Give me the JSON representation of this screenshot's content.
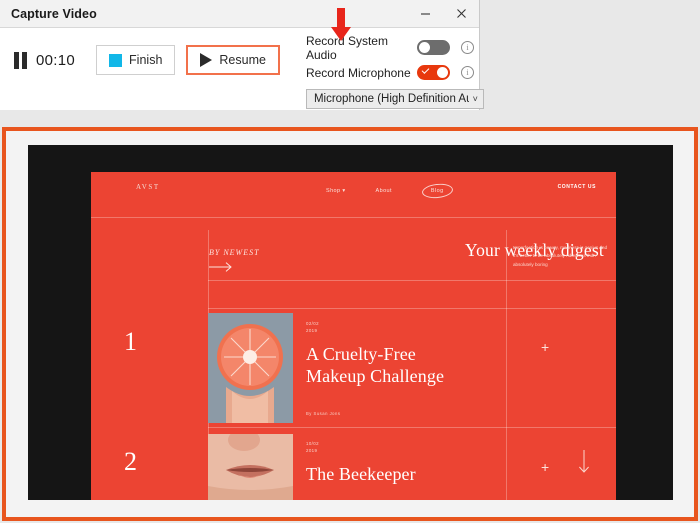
{
  "recorder": {
    "window_title": "Capture Video",
    "minimize_label": "minimize",
    "close_label": "close",
    "timer": "00:10",
    "pause_icon": "pause-icon",
    "finish_label": "Finish",
    "resume_label": "Resume",
    "options": [
      {
        "label": "Record System Audio",
        "state": "off",
        "info_glyph": "i"
      },
      {
        "label": "Record Microphone",
        "state": "on",
        "info_glyph": "i"
      }
    ],
    "mic_select": {
      "value": "Microphone (High Definition Aud",
      "caret_glyph": "˅"
    },
    "colors": {
      "accent_orange": "#e8551e",
      "toggle_on": "#e8380d",
      "toggle_off": "#6d6d6d",
      "finish_square": "#11b7e8",
      "resume_border": "#f2714b",
      "annotation_arrow": "#e8251b"
    }
  },
  "annotation": {
    "arrow": "down-arrow pointing at Record System Audio toggle"
  },
  "captured_site": {
    "brand": "AVST",
    "nav": [
      {
        "label": "Shop ▾"
      },
      {
        "label": "About"
      },
      {
        "label": "Blog"
      }
    ],
    "contact_label": "CONTACT US",
    "sort_label": "BY NEWEST",
    "headline": "Your  weekly digest",
    "quote": "Imperfection is beauty, madness is genius and it's better to be absolutely ridiculous than absolutely boring",
    "articles": [
      {
        "index": "1",
        "date_line1": "02/02",
        "date_line2": "2019",
        "title_line1": "A Cruelty-Free",
        "title_line2": "Makeup Challenge",
        "byline": "By Susan Jons",
        "expand": "+",
        "thumb": "grapefruit-slice-in-hand"
      },
      {
        "index": "2",
        "date_line1": "10/02",
        "date_line2": "2019",
        "title_line1": "The Beekeeper",
        "title_line2": "",
        "byline": "",
        "expand": "+",
        "thumb": "close-up-lips-portrait"
      }
    ],
    "scroll_hint": "scroll-down-arrow",
    "background_color": "#ec4433"
  }
}
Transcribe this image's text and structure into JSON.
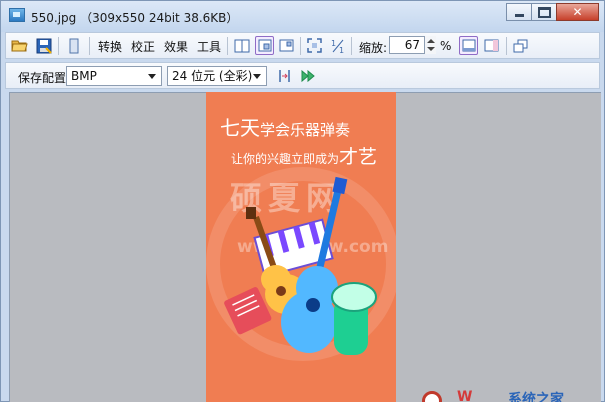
{
  "window": {
    "title": "550.jpg （309x550  24bit  38.6KB）",
    "controls": {
      "close": "✕"
    }
  },
  "toolbar": {
    "menus": [
      "转换",
      "校正",
      "效果",
      "工具"
    ],
    "zoom_label": "缩放:",
    "zoom_value": "67",
    "zoom_unit": "%"
  },
  "save_bar": {
    "label": "保存配置",
    "format": "BMP",
    "color_depth": "24 位元 (全彩)"
  },
  "image": {
    "title_big": "七天",
    "title_small": "学会乐器弹奏",
    "subtitle_small": "让你的兴趣立即成为",
    "subtitle_big": "才艺",
    "background_color": "#f07d52",
    "watermark_text": "硕夏网",
    "watermark_url": "www.sxiaw.com"
  },
  "bottom_watermark": {
    "brand": "系统之家"
  }
}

# Goal
Take the line containing "Transcribe this image's" and all lines after it to the end of the data above, and reproduce them exactly, leaving out pictures. Nothing else belongs in the copy.

# Exercise answer
Transcribe this image's text and structure into JSON.
{
  "window": {
    "title": "550.jpg （309x550  24bit  38.6KB）",
    "controls": {
      "close": "✕"
    }
  },
  "toolbar": {
    "menus": [
      "转换",
      "校正",
      "效果",
      "工具"
    ],
    "zoom_label": "缩放:",
    "zoom_value": "67",
    "zoom_unit": "%"
  },
  "save_bar": {
    "label": "保存配置",
    "format": "BMP",
    "color_depth": "24 位元 (全彩)"
  },
  "image": {
    "title_big": "七天",
    "title_small": "学会乐器弹奏",
    "subtitle_small": "让你的兴趣立即成为",
    "subtitle_big": "才艺",
    "background_color": "#f07d52",
    "watermark_text": "硕夏网",
    "watermark_url": "www.sxiaw.com"
  },
  "bottom_watermark": {
    "brand": "系统之家"
  }
}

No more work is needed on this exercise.